Data excerpts
____
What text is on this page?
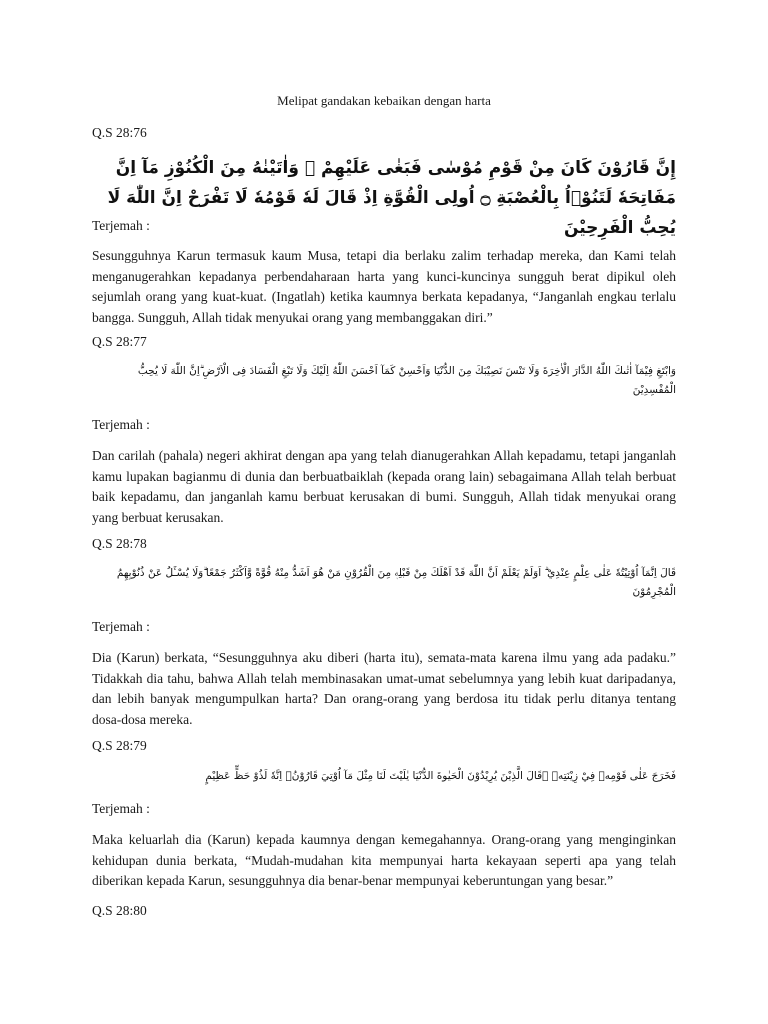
Melipat gandakan kebaikan dengan harta
Q.S 28:76
إِنَّ قَارُوْنَ كَانَ مِنْ قَوْمِ مُوْسٰى فَبَغٰى عَلَيْهِمْ ۖ وَاٰتَيْنٰهُ مِنَ الْكُنُوْزِ مَآ اِنَّ مَفَاتِحَهٗ لَتَنُوْۤاُ بِالْعُصْبَةِ ۝ اُولِى الْقُوَّةِ اِذْ قَالَ لَهٗ قَوْمُهٗ لَا تَفْرَحْ اِنَّ اللّٰهَ لَا يُحِبُّ الْفَرِحِيْنَ
Terjemah :
Sesungguhnya Karun termasuk kaum Musa, tetapi dia berlaku zalim terhadap mereka, dan Kami telah menganugerahkan kepadanya perbendaharaan harta yang kunci-kuncinya sungguh berat dipikul oleh sejumlah orang yang kuat-kuat. (Ingatlah) ketika kaumnya berkata kepadanya, “Janganlah engkau terlalu bangga. Sungguh, Allah tidak menyukai orang yang membanggakan diri.”
Q.S 28:77
وَابْتَغِ فِيْمَآ اٰتٰىكَ اللّٰهُ الدَّارَ الْاٰخِرَةَ وَلَا تَنْسَ نَصِيْبَكَ مِنَ الدُّنْيَا وَاَحْسِنْ كَمَآ اَحْسَنَ اللّٰهُ اِلَيْكَ وَلَا تَبْغِ الْفَسَادَ فِى الْاَرْضِ ۗاِنَّ اللّٰهَ لَا يُحِبُّ الْمُفْسِدِيْنَ
Terjemah :
Dan carilah (pahala) negeri akhirat dengan apa yang telah dianugerahkan Allah kepadamu, tetapi janganlah kamu lupakan bagianmu di dunia dan berbuatbaiklah (kepada orang lain) sebagaimana Allah telah berbuat baik kepadamu, dan janganlah kamu berbuat kerusakan di bumi. Sungguh, Allah tidak menyukai orang yang berbuat kerusakan.
Q.S 28:78
قَالَ اِنَّمَآ اُوْتِيْتُهٗ عَلٰى عِلْمٍ عِنْدِيْ ۗ اَوَلَمْ يَعْلَمْ اَنَّ اللّٰهَ قَدْ اَهْلَكَ مِنْ قَبْلِهٖ مِنَ الْقُرُوْنِ مَنْ هُوَ اَشَدُّ مِنْهُ قُوَّةً وَّاَكْثَرُ جَمْعًا ۗوَلَا يُسْـَٔلُ عَنْ ذُنُوْبِهِمُ الْمُجْرِمُوْنَ
Terjemah :
Dia (Karun) berkata, “Sesungguhnya aku diberi (harta itu), semata-mata karena ilmu yang ada padaku.” Tidakkah dia tahu, bahwa Allah telah membinasakan umat-umat sebelumnya yang lebih kuat daripadanya, dan lebih banyak mengumpulkan harta? Dan orang-orang yang berdosa itu tidak perlu ditanya tentang dosa-dosa mereka.
Q.S 28:79
فَخَرَجَ عَلٰى قَوْمِهٖ فِيْ زِيْنَتِهٖ ۗقَالَ الَّذِيْنَ يُرِيْدُوْنَ الْحَيٰوةَ الدُّنْيَا يٰلَيْتَ لَنَا مِثْلَ مَآ اُوْتِيَ قَارُوْنُۙ اِنَّهٗ لَذُوْ حَظٍّ عَظِيْمٍ
Terjemah :
Maka keluarlah dia (Karun) kepada kaumnya dengan kemegahannya. Orang-orang yang menginginkan kehidupan dunia berkata, “Mudah-mudahan kita mempunyai harta kekayaan seperti apa yang telah diberikan kepada Karun, sesungguhnya dia benar-benar mempunyai keberuntungan yang besar.”
Q.S 28:80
____
- **EXERCISE AIM**:
Your task is to retype all the entries exactly and leave out any pictures.

- **FULL ANSWER**:
What text is on this page?
Melipat gandakan kebaikan dengan harta
Q.S 28:76
إِنَّ قَارُوْنَ كَانَ مِنْ قَوْمِ مُوْسٰى فَبَغٰى عَلَيْهِمْ ۖ وَاٰتَيْنٰهُ مِنَ الْكُنُوْزِ مَآ اِنَّ مَفَاتِحَهٗ لَتَنُوْۤاُ بِالْعُصْبَةِ ۝ اُولِى الْقُوَّةِ اِذْ قَالَ لَهٗ قَوْمُهٗ لَا تَفْرَحْ اِنَّ اللّٰهَ لَا يُحِبُّ الْفَرِحِيْنَ
Terjemah :
Sesungguhnya Karun termasuk kaum Musa, tetapi dia berlaku zalim terhadap mereka, dan Kami telah menganugerahkan kepadanya perbendaharaan harta yang kunci-kuncinya sungguh berat dipikul oleh sejumlah orang yang kuat-kuat. (Ingatlah) ketika kaumnya berkata kepadanya, “Janganlah engkau terlalu bangga. Sungguh, Allah tidak menyukai orang yang membanggakan diri.”
Q.S 28:77
وَابْتَغِ فِيْمَآ اٰتٰىكَ اللّٰهُ الدَّارَ الْاٰخِرَةَ وَلَا تَنْسَ نَصِيْبَكَ مِنَ الدُّنْيَا وَاَحْسِنْ كَمَآ اَحْسَنَ اللّٰهُ اِلَيْكَ وَلَا تَبْغِ الْفَسَادَ فِى الْاَرْضِ ۗاِنَّ اللّٰهَ لَا يُحِبُّ الْمُفْسِدِيْنَ
Terjemah :
Dan carilah (pahala) negeri akhirat dengan apa yang telah dianugerahkan Allah kepadamu, tetapi janganlah kamu lupakan bagianmu di dunia dan berbuatbaiklah (kepada orang lain) sebagaimana Allah telah berbuat baik kepadamu, dan janganlah kamu berbuat kerusakan di bumi. Sungguh, Allah tidak menyukai orang yang berbuat kerusakan.
Q.S 28:78
قَالَ اِنَّمَآ اُوْتِيْتُهٗ عَلٰى عِلْمٍ عِنْدِيْ ۗ اَوَلَمْ يَعْلَمْ اَنَّ اللّٰهَ قَدْ اَهْلَكَ مِنْ قَبْلِهٖ مِنَ الْقُرُوْنِ مَنْ هُوَ اَشَدُّ مِنْهُ قُوَّةً وَّاَكْثَرُ جَمْعًا ۗوَلَا يُسْـَٔلُ عَنْ ذُنُوْبِهِمُ الْمُجْرِمُوْنَ
Terjemah :
Dia (Karun) berkata, “Sesungguhnya aku diberi (harta itu), semata-mata karena ilmu yang ada padaku.” Tidakkah dia tahu, bahwa Allah telah membinasakan umat-umat sebelumnya yang lebih kuat daripadanya, dan lebih banyak mengumpulkan harta? Dan orang-orang yang berdosa itu tidak perlu ditanya tentang dosa-dosa mereka.
Q.S 28:79
فَخَرَجَ عَلٰى قَوْمِهٖ فِيْ زِيْنَتِهٖ ۗقَالَ الَّذِيْنَ يُرِيْدُوْنَ الْحَيٰوةَ الدُّنْيَا يٰلَيْتَ لَنَا مِثْلَ مَآ اُوْتِيَ قَارُوْنُۙ اِنَّهٗ لَذُوْ حَظٍّ عَظِيْمٍ
Terjemah :
Maka keluarlah dia (Karun) kepada kaumnya dengan kemegahannya. Orang-orang yang menginginkan kehidupan dunia berkata, “Mudah-mudahan kita mempunyai harta kekayaan seperti apa yang telah diberikan kepada Karun, sesungguhnya dia benar-benar mempunyai keberuntungan yang besar.”
Q.S 28:80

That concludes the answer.